How the cute animated movie subverts expectations

By Alex Mell-TaylorPublished 7 months ago 8 min read
Captured: Netflix's Nimona

Nimona is a futuristic fantasy story set in an alternate world where technology has surpassed modern-day heights, but the society we see has not moved beyond the politics and aesthetics of the medieval era. The movie is called Nimona, after the shape-shifting persona of the same name that volunteers to be the sidekick of fallen knight Ballister Boldheart. Along the way, these two outcasts not only become great friends but change everything they know about the society they live in.

The story is not the most original. If you are familiar with basic adventure story tropes, you will see most twists and betrayals well in advance. I was not surprised by how this story ended. Though, predictability does not in and of itself make a piece of media bad.

And indeed, even if its basic plot beats remained unchanged from your standard adventuring story, what Nimona does well is subverting expectations on how the portrayal of discrimination should work in a fantasy setting.

Fictional Discrimination

There is a common complaint with metaphorical -isms, where a type of discrimination meant to be a stand-in for racism, anti-queerness, and the like is depicted as impacting white cisgendered, straight characters. We watch or read about people who, in real life, are near the top of the hierarchy monologue about systemic oppression, and in the process, often undercut their story's message.

The superhero genre is full of these arcs, where overpowered white people face intense discrimination by the government for being superpowered. These characters fight against this discrimination while not only having immense privileges within the text (i.e., their superpowers) but are typically played on film by traditionally privileged people: think Captain America in MCU’s Civil War.

Nimona doesn't fall into this trap. It may use the discrimination this society has against monsters as a metaphor for queerness and, more specifically, transness (e.g., Nimona describing how shifting feels natural, her general gender fluidity, etc.), but it also ensures that it's textually queer. There is a queer romance in the story, with a central tension for one of the duo being whether they should have more loyalty to the state or each other. Many characters are also played by queer actors and actresses, including Nimona herself, who Chloë Grace Moretz voices.

[REQUESTS]
**a)** According to the Nimona review, who voices the character Nimona?
**b)** Reproduce the stretch of the Nimona review from "The story is" through "a fantasy setting.".
**c)** Using the Nimona review, decide whether each statement agrees with it: (i) Ballister Boldheart is a fallen knight. (ii) The reviewer was surprised by how the story ended. (iii) The movie is set in the real medieval era. Answer yes or no for each and quote the words that decide it.
The data that comes after this point has no connection to the Nimona review.

[GIVEN MATERIAL]
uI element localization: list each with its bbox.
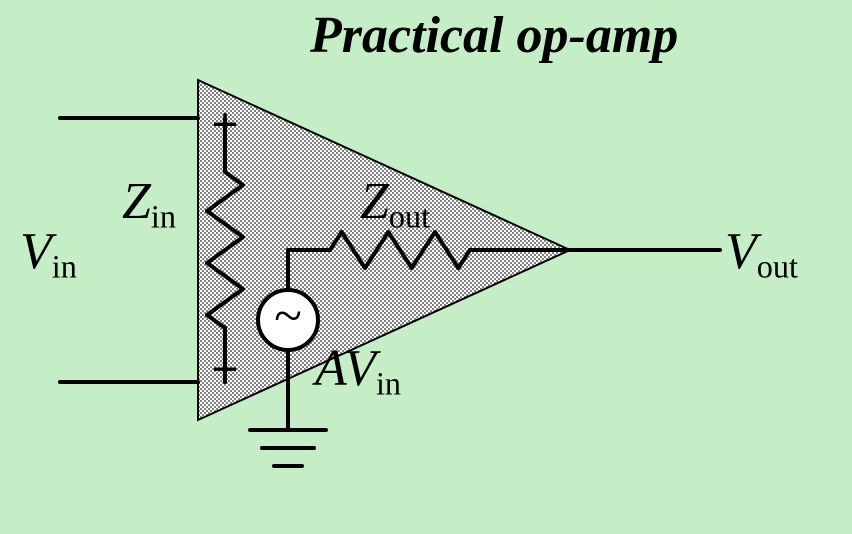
source-tilde-icon: ~ (274, 289, 302, 345)
diagram-title: Practical op-amp (309, 7, 678, 64)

[ANSWERS PER TASK]
**a)** Chloë Grace Moretz voices Nimona.

**b)**
The story is not the most original. If you are familiar with basic adventure story tropes, you will see most twists and betrayals well in advance. I was not surprised by how this story ended. Though, predictability does not in and of itself make a piece of media bad.

And indeed, even if its basic plot beats remained unchanged from your standard adventuring story, what Nimona does well is subverting expectations on how the portrayal of discrimination should work in a fantasy setting.

**c)**
(i) Yes: "volunteers to be the sidekick of fallen knight Ballister Boldheart."
(ii) No: "I was not surprised by how this story ended."
(iii) No: "set in an alternate world where technology has surpassed modern-day heights."